**Directions for this task:**
Copy each line of the records below that mentions the word "regulation".

**The data:**
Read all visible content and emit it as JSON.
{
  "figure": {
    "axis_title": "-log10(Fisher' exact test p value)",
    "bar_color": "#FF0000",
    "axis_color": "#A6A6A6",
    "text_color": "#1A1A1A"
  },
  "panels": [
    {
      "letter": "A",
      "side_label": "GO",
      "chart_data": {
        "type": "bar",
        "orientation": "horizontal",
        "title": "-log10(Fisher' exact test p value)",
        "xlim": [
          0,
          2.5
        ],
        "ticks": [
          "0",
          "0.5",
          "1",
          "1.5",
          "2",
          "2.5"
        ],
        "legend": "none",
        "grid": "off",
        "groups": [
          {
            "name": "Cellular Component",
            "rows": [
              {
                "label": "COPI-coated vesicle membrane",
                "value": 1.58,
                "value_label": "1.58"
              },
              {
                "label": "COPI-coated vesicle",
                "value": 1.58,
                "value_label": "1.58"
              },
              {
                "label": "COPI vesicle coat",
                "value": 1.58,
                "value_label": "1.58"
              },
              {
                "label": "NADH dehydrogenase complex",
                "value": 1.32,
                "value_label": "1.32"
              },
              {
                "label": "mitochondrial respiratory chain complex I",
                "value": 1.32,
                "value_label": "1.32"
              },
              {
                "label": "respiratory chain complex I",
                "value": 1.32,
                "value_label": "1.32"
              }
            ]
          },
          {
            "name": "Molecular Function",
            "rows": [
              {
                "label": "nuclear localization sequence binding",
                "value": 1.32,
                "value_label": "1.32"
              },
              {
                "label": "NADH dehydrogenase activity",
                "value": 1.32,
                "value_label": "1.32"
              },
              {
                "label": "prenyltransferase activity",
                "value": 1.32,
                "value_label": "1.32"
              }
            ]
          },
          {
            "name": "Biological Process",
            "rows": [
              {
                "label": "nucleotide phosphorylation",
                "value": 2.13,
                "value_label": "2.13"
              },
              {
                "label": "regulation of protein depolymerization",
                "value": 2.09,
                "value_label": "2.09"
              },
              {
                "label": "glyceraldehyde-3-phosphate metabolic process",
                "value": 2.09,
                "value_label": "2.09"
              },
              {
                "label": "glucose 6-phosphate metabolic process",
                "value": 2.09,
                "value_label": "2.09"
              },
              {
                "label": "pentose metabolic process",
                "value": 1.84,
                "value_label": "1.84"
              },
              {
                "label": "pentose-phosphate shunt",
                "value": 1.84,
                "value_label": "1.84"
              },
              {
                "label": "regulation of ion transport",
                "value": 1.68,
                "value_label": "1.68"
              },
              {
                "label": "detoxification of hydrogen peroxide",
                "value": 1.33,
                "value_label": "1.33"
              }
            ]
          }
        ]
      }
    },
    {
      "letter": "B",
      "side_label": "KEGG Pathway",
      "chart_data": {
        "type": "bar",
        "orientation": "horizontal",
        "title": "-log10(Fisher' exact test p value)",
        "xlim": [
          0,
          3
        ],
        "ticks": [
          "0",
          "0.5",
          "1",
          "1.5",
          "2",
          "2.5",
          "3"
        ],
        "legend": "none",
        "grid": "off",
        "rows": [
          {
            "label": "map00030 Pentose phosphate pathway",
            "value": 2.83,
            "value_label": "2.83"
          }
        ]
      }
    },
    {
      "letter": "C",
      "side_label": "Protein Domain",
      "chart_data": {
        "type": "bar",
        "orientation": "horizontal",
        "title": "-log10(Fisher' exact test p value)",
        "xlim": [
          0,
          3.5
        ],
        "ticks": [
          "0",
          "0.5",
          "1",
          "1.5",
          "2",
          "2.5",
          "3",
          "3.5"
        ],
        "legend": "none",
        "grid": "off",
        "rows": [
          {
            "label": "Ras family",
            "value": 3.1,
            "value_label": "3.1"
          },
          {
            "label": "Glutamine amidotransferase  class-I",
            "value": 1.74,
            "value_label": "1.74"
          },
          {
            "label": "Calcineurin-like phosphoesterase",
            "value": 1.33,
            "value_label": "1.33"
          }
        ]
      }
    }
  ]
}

**Output below:**
                "label": "regulation of protein depolymerization",
                "label": "regulation of ion transport",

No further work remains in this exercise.